> [WHAT THE TASK ASKS] Restate all of the data exactly.

> [DATASET RECORDS]
====
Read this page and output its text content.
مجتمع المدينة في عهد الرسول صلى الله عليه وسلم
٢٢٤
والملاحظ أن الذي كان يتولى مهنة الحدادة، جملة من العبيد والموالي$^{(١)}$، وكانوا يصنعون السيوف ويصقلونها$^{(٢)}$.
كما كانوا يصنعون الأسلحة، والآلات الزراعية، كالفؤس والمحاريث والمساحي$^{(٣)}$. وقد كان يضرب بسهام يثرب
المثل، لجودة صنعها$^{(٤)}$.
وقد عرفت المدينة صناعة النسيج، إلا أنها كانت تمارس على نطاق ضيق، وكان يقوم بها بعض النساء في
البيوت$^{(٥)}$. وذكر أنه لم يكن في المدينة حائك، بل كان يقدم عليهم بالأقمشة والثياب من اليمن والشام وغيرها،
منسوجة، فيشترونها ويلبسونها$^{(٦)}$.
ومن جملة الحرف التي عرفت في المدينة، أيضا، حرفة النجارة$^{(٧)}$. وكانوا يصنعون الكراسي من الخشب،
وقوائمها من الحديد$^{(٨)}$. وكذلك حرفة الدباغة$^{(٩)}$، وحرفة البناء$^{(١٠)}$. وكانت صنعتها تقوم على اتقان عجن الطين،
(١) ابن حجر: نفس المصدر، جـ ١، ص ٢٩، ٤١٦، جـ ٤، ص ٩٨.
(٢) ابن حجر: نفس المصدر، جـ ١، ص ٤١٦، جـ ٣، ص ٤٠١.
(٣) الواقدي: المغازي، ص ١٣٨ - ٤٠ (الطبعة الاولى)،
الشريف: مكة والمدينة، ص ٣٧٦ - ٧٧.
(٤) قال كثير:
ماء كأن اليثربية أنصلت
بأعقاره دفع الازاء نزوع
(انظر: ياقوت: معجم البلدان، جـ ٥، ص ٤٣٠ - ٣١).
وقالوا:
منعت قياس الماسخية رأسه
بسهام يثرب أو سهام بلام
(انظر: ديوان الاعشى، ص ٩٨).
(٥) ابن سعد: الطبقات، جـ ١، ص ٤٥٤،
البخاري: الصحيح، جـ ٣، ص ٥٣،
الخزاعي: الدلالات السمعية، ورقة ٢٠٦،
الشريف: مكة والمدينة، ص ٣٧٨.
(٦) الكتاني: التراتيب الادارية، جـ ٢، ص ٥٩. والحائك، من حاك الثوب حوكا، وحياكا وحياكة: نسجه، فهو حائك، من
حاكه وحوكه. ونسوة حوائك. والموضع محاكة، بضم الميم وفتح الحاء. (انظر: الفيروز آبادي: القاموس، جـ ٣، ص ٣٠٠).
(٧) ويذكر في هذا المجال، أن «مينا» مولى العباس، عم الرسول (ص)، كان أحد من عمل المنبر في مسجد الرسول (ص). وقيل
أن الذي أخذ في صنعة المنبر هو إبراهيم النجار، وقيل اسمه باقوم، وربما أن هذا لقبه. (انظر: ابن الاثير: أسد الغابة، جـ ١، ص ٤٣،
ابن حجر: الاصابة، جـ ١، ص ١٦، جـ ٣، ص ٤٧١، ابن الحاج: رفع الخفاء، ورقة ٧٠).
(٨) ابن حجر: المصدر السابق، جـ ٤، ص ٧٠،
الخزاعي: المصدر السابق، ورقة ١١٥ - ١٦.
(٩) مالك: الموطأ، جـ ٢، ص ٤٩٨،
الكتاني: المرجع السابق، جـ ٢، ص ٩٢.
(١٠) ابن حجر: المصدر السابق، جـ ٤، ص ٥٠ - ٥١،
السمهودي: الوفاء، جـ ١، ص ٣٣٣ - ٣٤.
====
> [EXERCISE RESPONSE]
Read this page and output its text content.
مجتمع المدينة في عهد الرسول صلى الله عليه وسلم
٢٢٤
والملاحظ أن الذي كان يتولى مهنة الحدادة، جملة من العبيد والموالي$^{(١)}$، وكانوا يصنعون السيوف ويصقلونها$^{(٢)}$.
كما كانوا يصنعون الأسلحة، والآلات الزراعية، كالفؤس والمحاريث والمساحي$^{(٣)}$. وقد كان يضرب بسهام يثرب
المثل، لجودة صنعها$^{(٤)}$.
وقد عرفت المدينة صناعة النسيج، إلا أنها كانت تمارس على نطاق ضيق، وكان يقوم بها بعض النساء في
البيوت$^{(٥)}$. وذكر أنه لم يكن في المدينة حائك، بل كان يقدم عليهم بالأقمشة والثياب من اليمن والشام وغيرها،
منسوجة، فيشترونها ويلبسونها$^{(٦)}$.
ومن جملة الحرف التي عرفت في المدينة، أيضا، حرفة النجارة$^{(٧)}$. وكانوا يصنعون الكراسي من الخشب،
وقوائمها من الحديد$^{(٨)}$. وكذلك حرفة الدباغة$^{(٩)}$، وحرفة البناء$^{(١٠)}$. وكانت صنعتها تقوم على اتقان عجن الطين،
(١) ابن حجر: نفس المصدر، جـ ١، ص ٢٩، ٤١٦، جـ ٤، ص ٩٨.
(٢) ابن حجر: نفس المصدر، جـ ١، ص ٤١٦، جـ ٣، ص ٤٠١.
(٣) الواقدي: المغازي، ص ١٣٨ - ٤٠ (الطبعة الاولى)،
الشريف: مكة والمدينة، ص ٣٧٦ - ٧٧.
(٤) قال كثير:
ماء كأن اليثربية أنصلت
بأعقاره دفع الازاء نزوع
(انظر: ياقوت: معجم البلدان، جـ ٥، ص ٤٣٠ - ٣١).
وقالوا:
منعت قياس الماسخية رأسه
بسهام يثرب أو سهام بلام
(انظر: ديوان الاعشى، ص ٩٨).
(٥) ابن سعد: الطبقات، جـ ١، ص ٤٥٤،
البخاري: الصحيح، جـ ٣، ص ٥٣،
الخزاعي: الدلالات السمعية، ورقة ٢٠٦،
الشريف: مكة والمدينة، ص ٣٧٨.
(٦) الكتاني: التراتيب الادارية، جـ ٢، ص ٥٩. والحائك، من حاك الثوب حوكا، وحياكا وحياكة: نسجه، فهو حائك، من
حاكه وحوكه. ونسوة حوائك. والموضع محاكة، بضم الميم وفتح الحاء. (انظر: الفيروز آبادي: القاموس، جـ ٣، ص ٣٠٠).
(٧) ويذكر في هذا المجال، أن «مينا» مولى العباس، عم الرسول (ص)، كان أحد من عمل المنبر في مسجد الرسول (ص). وقيل
أن الذي أخذ في صنعة المنبر هو إبراهيم النجار، وقيل اسمه باقوم، وربما أن هذا لقبه. (انظر: ابن الاثير: أسد الغابة، جـ ١، ص ٤٣،
ابن حجر: الاصابة، جـ ١، ص ١٦، جـ ٣، ص ٤٧١، ابن الحاج: رفع الخفاء، ورقة ٧٠).
(٨) ابن حجر: المصدر السابق، جـ ٤، ص ٧٠،
الخزاعي: المصدر السابق، ورقة ١١٥ - ١٦.
(٩) مالك: الموطأ، جـ ٢، ص ٤٩٨،
الكتاني: المرجع السابق، جـ ٢، ص ٩٢.
(١٠) ابن حجر: المصدر السابق، جـ ٤، ص ٥٠ - ٥١،
السمهودي: الوفاء، جـ ١، ص ٣٣٣ - ٣٤.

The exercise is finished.